- _Extracted data_:
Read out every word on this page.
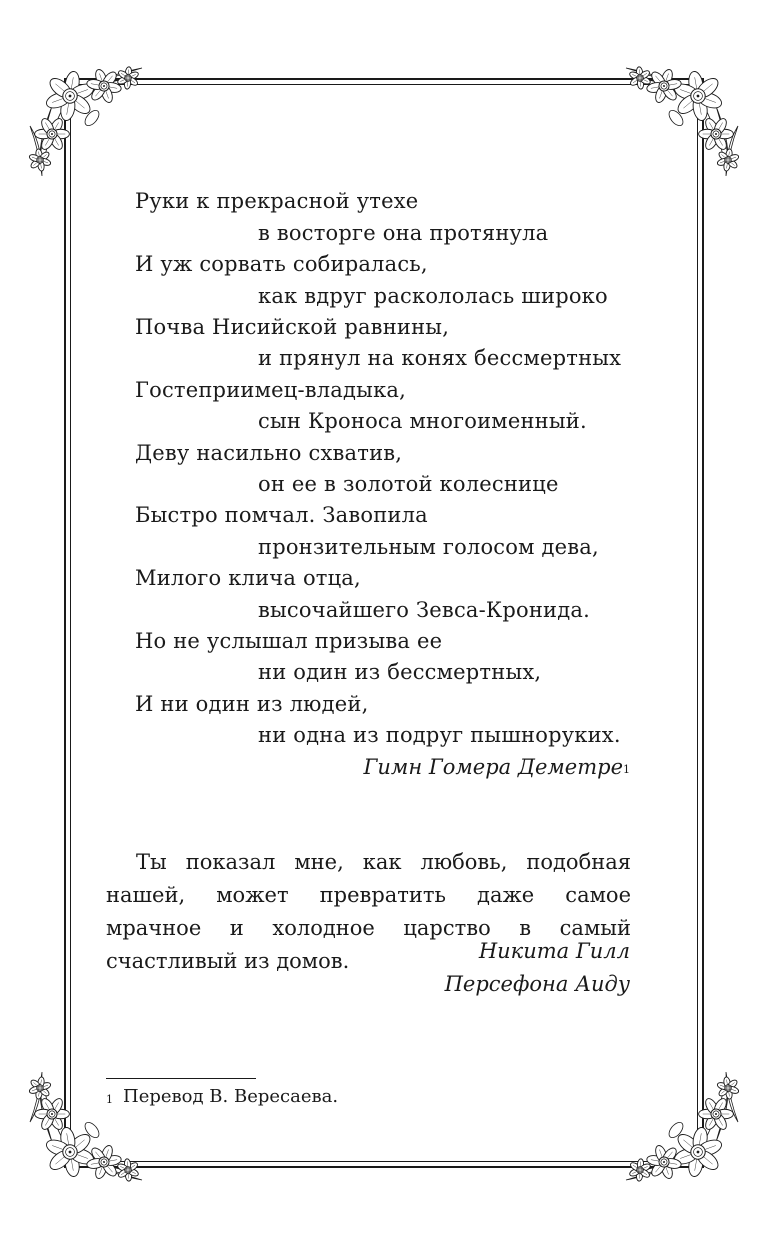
Руки к прекрасной утехе
в восторге она протянула
И уж сорвать собиралась,
как вдруг раскололась широко
Почва Нисийской равнины,
и прянул на конях бессмертных
Гостеприимец-владыка,
сын Кроноса многоименный.
Деву насильно схватив,
он ее в золотой колеснице
Быстро помчал. Завопила
пронзительным голосом дева,
Милого клича отца,
высочайшего Зевса-Кронида.
Но не услышал призыва ее
ни один из бессмертных,
И ни один из людей,
ни одна из подруг пышноруких.
Гимн Гомера Деметре$^1$

Ты показал мне, как любовь, подобная нашей, может превратить даже самое мрачное и холодное царство в самый счастливый из домов.	Никита Гилл
Персефона Аиду
$^1$ Перевод В. Вересаева.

- _Stated goal_: Write down the number of lines where the word "бессмертных" appears, and nothing further.

- _Completed task_: 2